■ STATED TASK: The data must be returned in full and exactly as given.

■ EXERCISE INPUT:
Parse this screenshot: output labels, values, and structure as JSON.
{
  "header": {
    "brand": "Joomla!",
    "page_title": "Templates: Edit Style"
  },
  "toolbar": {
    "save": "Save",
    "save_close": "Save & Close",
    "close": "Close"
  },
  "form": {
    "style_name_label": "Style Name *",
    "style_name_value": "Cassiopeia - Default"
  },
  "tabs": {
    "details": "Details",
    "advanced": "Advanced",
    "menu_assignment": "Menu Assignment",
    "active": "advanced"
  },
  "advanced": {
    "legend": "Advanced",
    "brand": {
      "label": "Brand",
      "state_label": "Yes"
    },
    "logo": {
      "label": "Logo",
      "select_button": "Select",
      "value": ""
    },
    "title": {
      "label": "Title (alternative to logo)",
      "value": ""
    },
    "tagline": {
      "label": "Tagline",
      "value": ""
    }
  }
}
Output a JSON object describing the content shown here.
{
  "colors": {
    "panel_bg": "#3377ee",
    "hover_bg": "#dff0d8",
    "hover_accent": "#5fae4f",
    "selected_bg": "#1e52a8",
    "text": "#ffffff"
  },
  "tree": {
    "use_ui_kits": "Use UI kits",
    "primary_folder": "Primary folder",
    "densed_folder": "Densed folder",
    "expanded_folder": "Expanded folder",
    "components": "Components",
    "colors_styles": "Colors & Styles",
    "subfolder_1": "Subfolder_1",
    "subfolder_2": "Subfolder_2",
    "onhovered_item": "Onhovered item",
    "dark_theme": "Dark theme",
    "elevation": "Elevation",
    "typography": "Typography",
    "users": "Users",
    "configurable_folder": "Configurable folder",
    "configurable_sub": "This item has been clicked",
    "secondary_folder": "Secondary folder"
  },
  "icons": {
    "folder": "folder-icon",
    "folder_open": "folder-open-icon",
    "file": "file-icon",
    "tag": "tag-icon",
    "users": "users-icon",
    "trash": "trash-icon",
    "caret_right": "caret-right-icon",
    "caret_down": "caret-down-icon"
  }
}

■ OUTPUT OF THE TASK:
Parse this screenshot: output labels, values, and structure as JSON.
{
  "header": {
    "brand": "Joomla!",
    "page_title": "Templates: Edit Style"
  },
  "toolbar": {
    "save": "Save",
    "save_close": "Save & Close",
    "close": "Close"
  },
  "form": {
    "style_name_label": "Style Name *",
    "style_name_value": "Cassiopeia - Default"
  },
  "tabs": {
    "details": "Details",
    "advanced": "Advanced",
    "menu_assignment": "Menu Assignment",
    "active": "advanced"
  },
  "advanced": {
    "legend": "Advanced",
    "brand": {
      "label": "Brand",
      "state_label": "Yes"
    },
    "logo": {
      "label": "Logo",
      "select_button": "Select",
      "value": ""
    },
    "title": {
      "label": "Title (alternative to logo)",
      "value": ""
    },
    "tagline": {
      "label": "Tagline",
      "value": ""
    }
  }
}
Output a JSON object describing the content shown here.
{
  "colors": {
    "panel_bg": "#3377ee",
    "hover_bg": "#dff0d8",
    "hover_accent": "#5fae4f",
    "selected_bg": "#1e52a8",
    "text": "#ffffff"
  },
  "tree": {
    "use_ui_kits": "Use UI kits",
    "primary_folder": "Primary folder",
    "densed_folder": "Densed folder",
    "expanded_folder": "Expanded folder",
    "components": "Components",
    "colors_styles": "Colors & Styles",
    "subfolder_1": "Subfolder_1",
    "subfolder_2": "Subfolder_2",
    "onhovered_item": "Onhovered item",
    "dark_theme": "Dark theme",
    "elevation": "Elevation",
    "typography": "Typography",
    "users": "Users",
    "configurable_folder": "Configurable folder",
    "configurable_sub": "This item has been clicked",
    "secondary_folder": "Secondary folder"
  },
  "icons": {
    "folder": "folder-icon",
    "folder_open": "folder-open-icon",
    "file": "file-icon",
    "tag": "tag-icon",
    "users": "users-icon",
    "trash": "trash-icon",
    "caret_right": "caret-right-icon",
    "caret_down": "caret-down-icon"
  }
}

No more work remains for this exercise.